-- start of ENTRIES SHOWN --

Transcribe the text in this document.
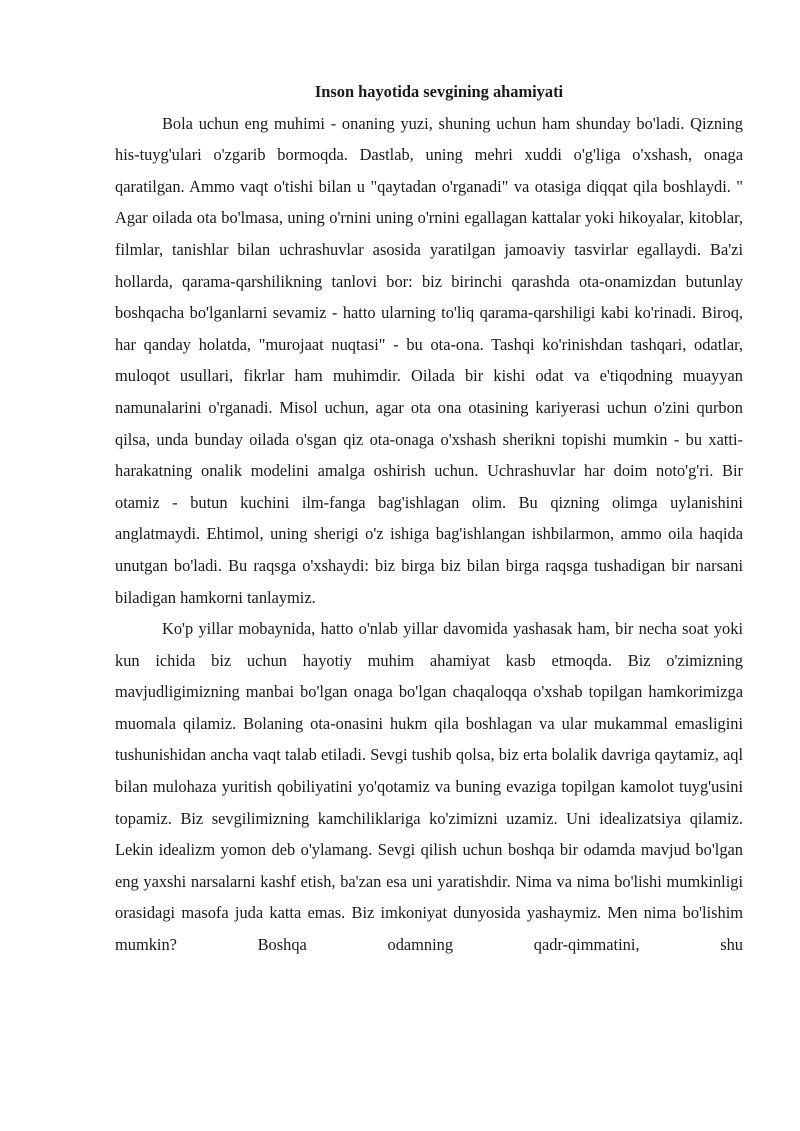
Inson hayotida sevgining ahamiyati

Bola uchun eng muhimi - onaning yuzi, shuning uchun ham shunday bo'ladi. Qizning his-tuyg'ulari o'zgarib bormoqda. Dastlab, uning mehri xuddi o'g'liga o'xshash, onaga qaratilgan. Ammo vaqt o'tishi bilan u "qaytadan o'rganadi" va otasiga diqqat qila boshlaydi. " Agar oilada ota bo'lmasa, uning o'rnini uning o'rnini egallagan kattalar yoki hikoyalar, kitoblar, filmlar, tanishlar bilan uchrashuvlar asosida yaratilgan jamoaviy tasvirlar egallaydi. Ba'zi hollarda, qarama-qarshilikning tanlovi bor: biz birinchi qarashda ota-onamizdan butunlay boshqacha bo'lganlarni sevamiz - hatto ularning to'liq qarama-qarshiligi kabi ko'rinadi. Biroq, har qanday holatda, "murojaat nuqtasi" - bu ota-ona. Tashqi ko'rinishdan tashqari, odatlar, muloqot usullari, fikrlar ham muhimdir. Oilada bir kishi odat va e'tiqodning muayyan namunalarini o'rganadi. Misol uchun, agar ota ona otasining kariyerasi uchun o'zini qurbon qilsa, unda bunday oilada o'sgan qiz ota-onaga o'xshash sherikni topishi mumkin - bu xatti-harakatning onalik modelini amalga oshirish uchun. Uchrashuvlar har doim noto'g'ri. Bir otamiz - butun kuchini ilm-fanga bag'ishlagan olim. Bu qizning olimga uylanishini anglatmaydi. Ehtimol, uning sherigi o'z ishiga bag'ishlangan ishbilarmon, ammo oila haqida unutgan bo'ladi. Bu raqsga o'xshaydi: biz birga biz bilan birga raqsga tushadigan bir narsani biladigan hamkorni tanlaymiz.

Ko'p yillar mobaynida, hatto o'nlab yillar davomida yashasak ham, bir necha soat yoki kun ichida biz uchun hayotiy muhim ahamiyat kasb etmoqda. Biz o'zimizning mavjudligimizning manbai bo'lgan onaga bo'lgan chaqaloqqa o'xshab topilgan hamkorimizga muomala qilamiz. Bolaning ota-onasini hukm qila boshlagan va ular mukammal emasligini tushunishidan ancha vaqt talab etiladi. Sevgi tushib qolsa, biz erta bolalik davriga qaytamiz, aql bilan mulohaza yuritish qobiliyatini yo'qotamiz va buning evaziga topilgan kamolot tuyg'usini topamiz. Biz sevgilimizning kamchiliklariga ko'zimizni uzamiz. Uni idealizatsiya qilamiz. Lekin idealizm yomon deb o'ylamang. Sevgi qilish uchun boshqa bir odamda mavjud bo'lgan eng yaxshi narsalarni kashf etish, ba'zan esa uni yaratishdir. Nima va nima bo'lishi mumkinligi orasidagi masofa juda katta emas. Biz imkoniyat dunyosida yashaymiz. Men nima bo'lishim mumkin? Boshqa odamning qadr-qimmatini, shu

-- end of ENTRIES SHOWN --
-- start of ENTRIES SHOWN --

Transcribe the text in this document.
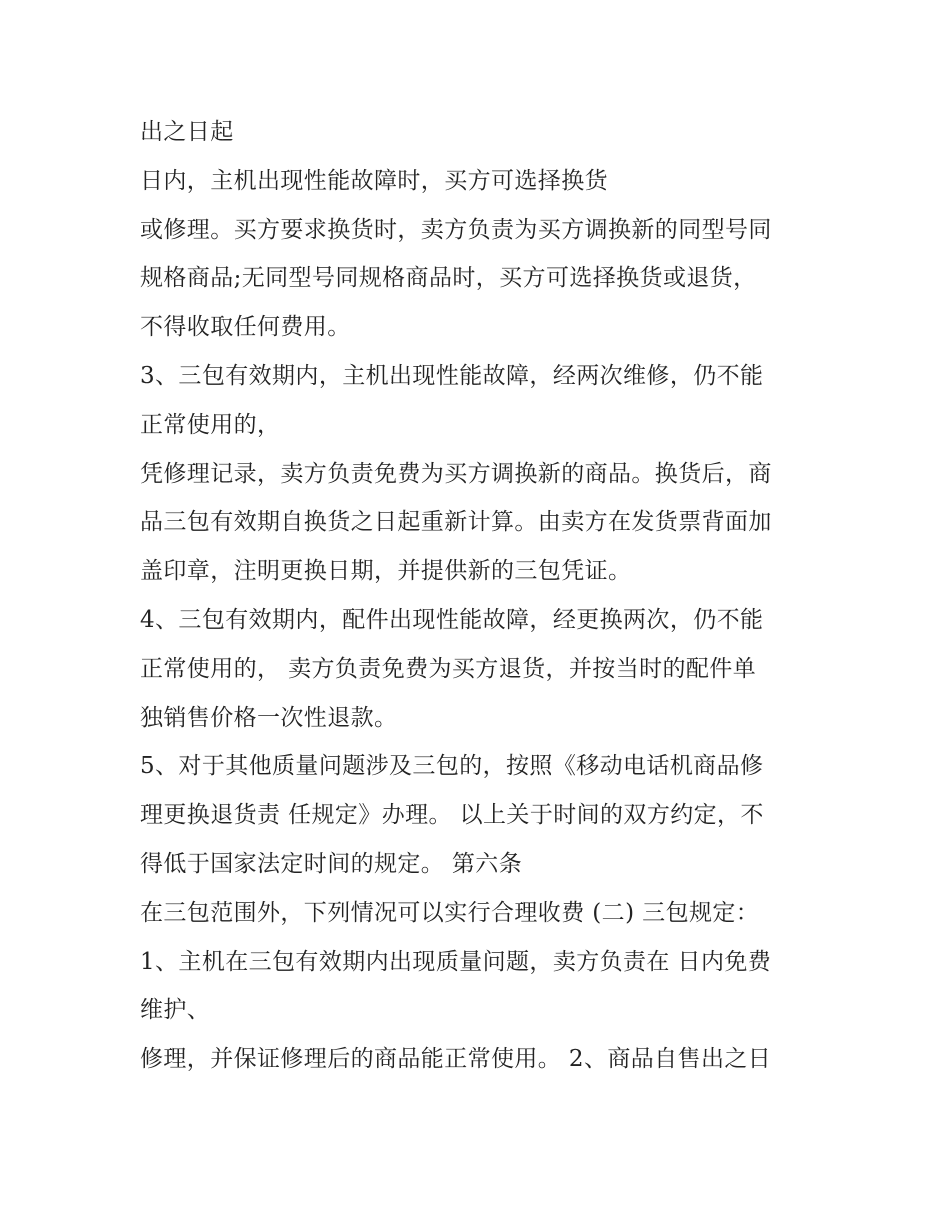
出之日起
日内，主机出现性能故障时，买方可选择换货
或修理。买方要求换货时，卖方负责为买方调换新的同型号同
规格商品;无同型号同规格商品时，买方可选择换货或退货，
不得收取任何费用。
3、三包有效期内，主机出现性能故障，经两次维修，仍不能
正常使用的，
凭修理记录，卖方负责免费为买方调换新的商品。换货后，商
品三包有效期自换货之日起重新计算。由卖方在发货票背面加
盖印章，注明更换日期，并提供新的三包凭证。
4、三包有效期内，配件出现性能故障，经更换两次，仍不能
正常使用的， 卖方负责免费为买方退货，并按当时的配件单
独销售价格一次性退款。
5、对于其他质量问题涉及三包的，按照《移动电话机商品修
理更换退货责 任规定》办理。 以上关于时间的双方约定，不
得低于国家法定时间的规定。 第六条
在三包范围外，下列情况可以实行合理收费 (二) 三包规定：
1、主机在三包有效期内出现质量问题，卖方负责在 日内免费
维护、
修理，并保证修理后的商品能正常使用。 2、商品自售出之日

-- end of ENTRIES SHOWN --
-- start of ENTRIES SHOWN --

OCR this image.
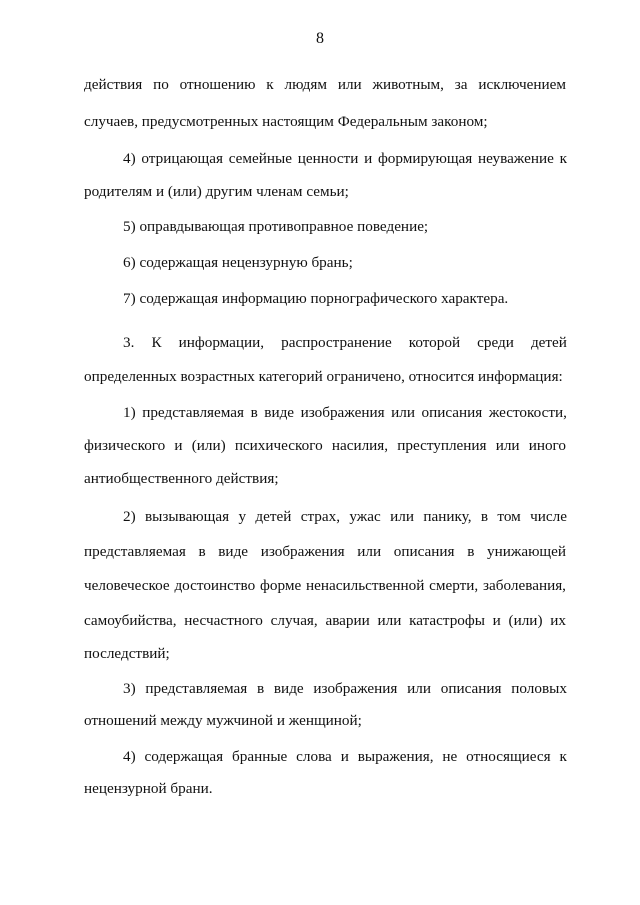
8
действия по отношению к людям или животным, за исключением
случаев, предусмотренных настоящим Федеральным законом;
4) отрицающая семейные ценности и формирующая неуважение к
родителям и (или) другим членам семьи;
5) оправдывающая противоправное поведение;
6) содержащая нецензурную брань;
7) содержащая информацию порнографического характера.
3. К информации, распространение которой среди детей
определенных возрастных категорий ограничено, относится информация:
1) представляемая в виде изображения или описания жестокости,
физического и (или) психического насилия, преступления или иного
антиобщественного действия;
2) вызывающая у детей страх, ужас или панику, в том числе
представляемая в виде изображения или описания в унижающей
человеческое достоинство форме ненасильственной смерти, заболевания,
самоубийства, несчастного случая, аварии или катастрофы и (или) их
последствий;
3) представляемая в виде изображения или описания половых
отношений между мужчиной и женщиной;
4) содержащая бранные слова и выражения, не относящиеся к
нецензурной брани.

-- end of ENTRIES SHOWN --

▶ _WHAT YOU HAVE TO DO_
Within the records, how many lines include "детей"? The answer is the number and nothing else.

▶ _REPLY TO THE TASK_
2